- [Task directions]: Below are the records; pull every line that includes "خالي".

· · ·

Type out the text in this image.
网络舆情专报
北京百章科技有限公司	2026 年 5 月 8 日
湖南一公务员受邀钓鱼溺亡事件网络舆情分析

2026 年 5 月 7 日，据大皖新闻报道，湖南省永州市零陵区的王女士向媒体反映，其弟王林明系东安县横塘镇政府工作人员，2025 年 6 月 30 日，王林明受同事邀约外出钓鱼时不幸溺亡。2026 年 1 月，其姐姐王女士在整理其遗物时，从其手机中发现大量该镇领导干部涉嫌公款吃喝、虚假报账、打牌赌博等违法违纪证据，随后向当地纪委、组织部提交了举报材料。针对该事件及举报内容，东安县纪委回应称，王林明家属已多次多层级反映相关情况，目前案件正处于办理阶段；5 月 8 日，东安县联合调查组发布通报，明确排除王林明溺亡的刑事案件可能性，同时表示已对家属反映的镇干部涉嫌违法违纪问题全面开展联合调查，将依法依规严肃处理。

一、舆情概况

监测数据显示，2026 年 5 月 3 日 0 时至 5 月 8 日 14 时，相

· · ·

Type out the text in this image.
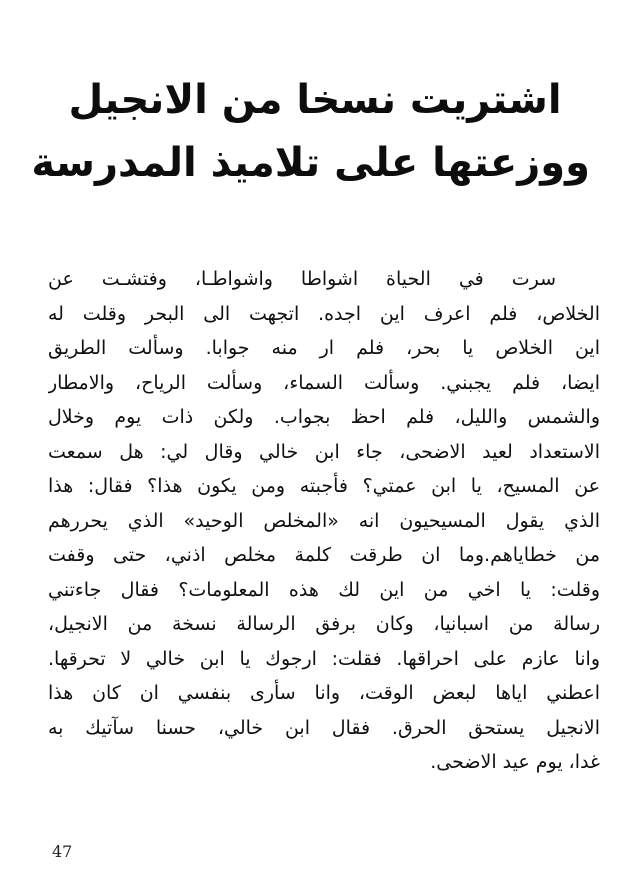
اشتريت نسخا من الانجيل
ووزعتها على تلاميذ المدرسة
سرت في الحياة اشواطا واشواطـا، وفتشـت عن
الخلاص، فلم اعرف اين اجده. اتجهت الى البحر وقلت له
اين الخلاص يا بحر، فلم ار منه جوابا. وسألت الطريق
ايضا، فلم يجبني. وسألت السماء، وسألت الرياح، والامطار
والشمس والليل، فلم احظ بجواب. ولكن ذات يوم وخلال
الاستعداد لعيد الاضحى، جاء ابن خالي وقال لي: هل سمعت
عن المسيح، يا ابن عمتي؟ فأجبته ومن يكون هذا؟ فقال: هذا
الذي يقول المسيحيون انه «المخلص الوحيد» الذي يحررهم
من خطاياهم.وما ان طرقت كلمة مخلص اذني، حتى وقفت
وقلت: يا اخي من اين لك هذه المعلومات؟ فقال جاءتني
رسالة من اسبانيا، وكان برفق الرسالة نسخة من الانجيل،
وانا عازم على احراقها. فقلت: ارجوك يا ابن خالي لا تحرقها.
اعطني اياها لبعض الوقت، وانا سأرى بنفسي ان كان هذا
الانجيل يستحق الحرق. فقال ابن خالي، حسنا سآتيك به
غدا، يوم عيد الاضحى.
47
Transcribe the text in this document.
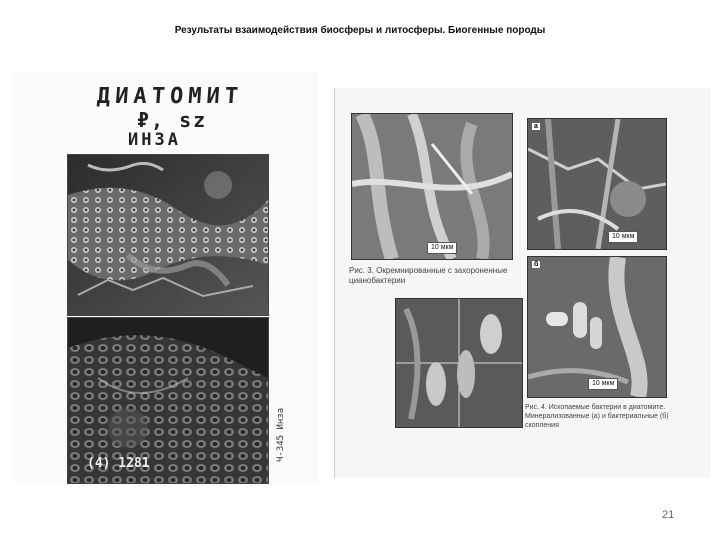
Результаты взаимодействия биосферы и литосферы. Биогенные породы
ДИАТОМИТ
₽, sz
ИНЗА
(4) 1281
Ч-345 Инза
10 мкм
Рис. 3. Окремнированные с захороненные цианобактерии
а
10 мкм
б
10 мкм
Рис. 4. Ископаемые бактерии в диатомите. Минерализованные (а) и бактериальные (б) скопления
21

· · ·

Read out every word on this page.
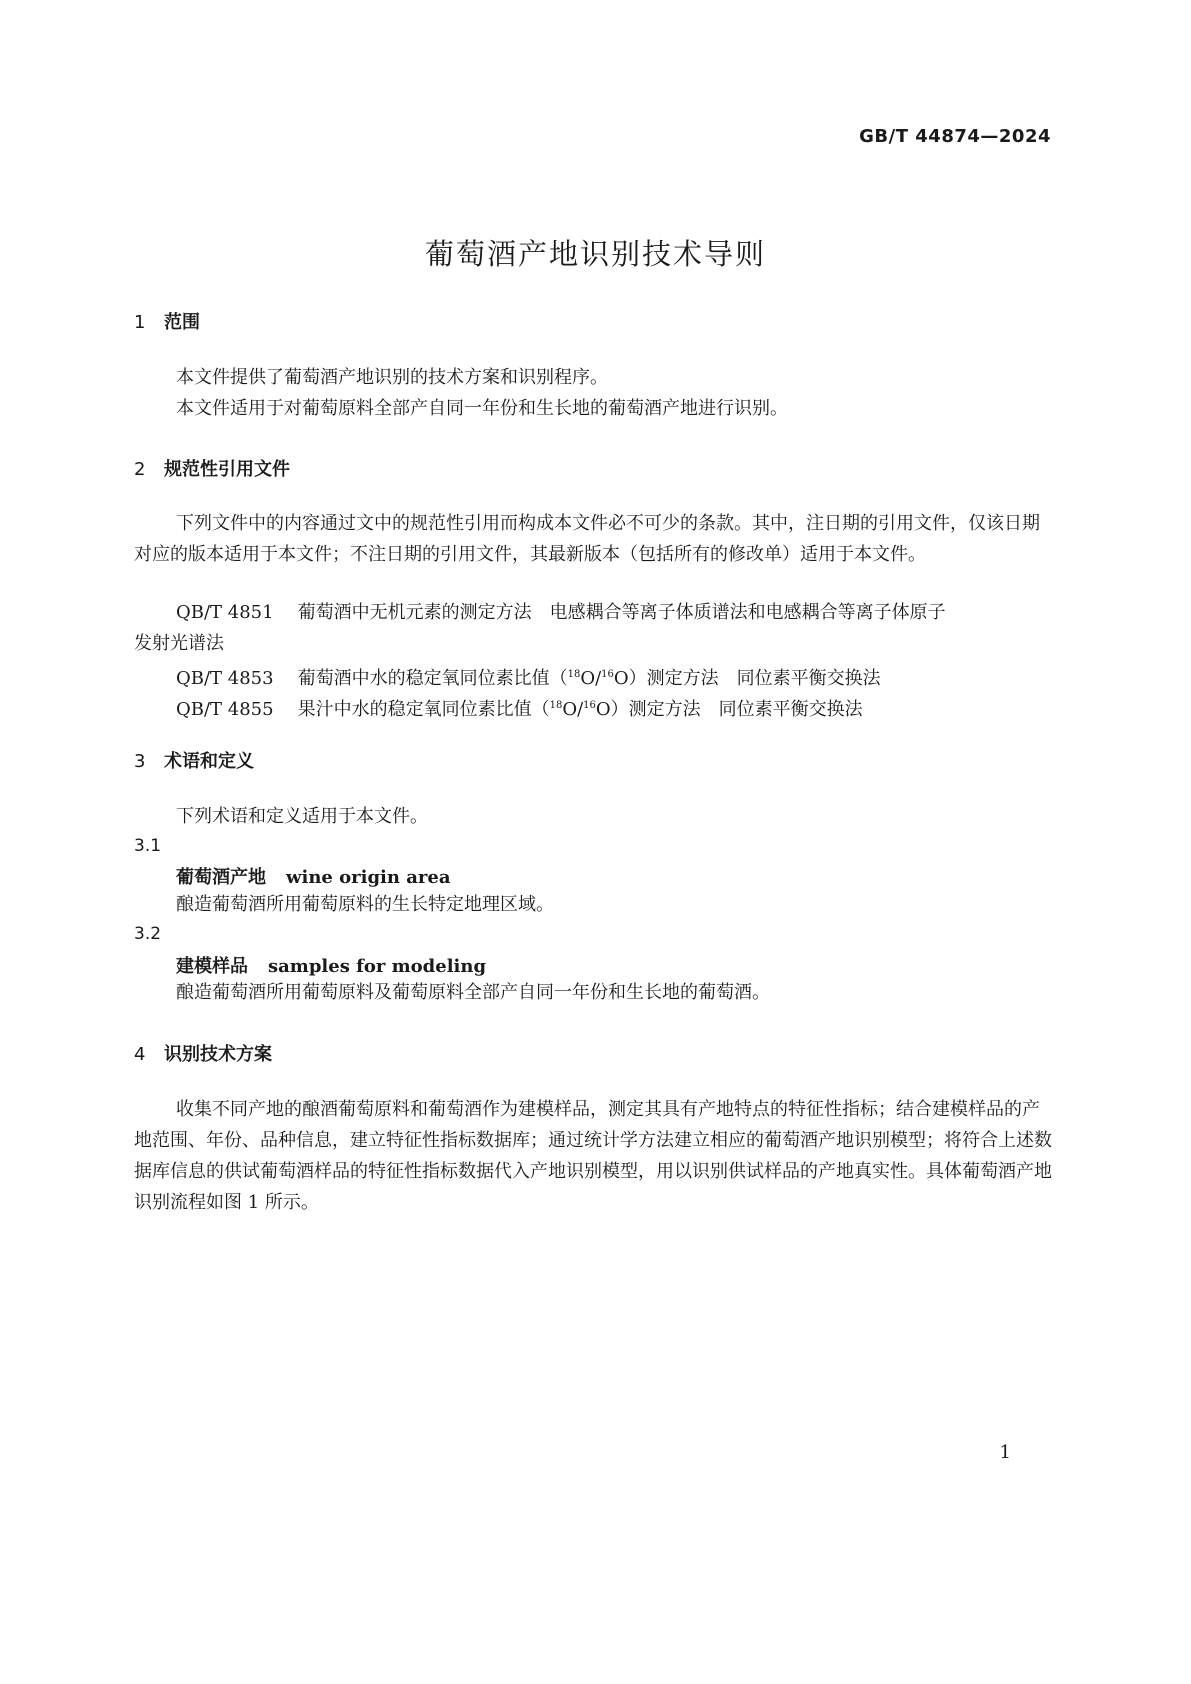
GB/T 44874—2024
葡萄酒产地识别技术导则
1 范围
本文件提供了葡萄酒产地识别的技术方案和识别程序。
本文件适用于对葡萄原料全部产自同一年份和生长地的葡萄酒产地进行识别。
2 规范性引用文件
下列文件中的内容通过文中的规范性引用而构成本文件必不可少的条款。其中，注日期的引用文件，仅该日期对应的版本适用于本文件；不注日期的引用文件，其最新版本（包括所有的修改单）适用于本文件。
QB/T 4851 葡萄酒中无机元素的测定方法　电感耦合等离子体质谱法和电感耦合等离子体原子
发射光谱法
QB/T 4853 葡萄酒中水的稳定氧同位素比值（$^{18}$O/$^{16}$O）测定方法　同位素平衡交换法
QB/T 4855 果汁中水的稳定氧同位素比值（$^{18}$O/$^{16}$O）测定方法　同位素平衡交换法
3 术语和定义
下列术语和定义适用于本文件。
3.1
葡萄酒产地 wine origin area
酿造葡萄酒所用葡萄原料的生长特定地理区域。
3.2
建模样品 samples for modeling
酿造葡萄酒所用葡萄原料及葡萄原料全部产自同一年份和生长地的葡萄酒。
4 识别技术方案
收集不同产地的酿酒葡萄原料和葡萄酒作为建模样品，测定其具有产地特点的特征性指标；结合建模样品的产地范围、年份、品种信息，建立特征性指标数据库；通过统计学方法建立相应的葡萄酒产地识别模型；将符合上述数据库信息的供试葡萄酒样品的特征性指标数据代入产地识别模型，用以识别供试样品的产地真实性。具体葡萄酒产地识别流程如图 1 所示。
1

· · ·

- [Complete answer]:
الاستعداد لعيد الاضحى، جاء ابن خالي وقال لي: هل سمعت
وانا عازم على احراقها. فقلت: ارجوك يا ابن خالي لا تحرقها.
الانجيل يستحق الحرق. فقال ابن خالي، حسنا سآتيك به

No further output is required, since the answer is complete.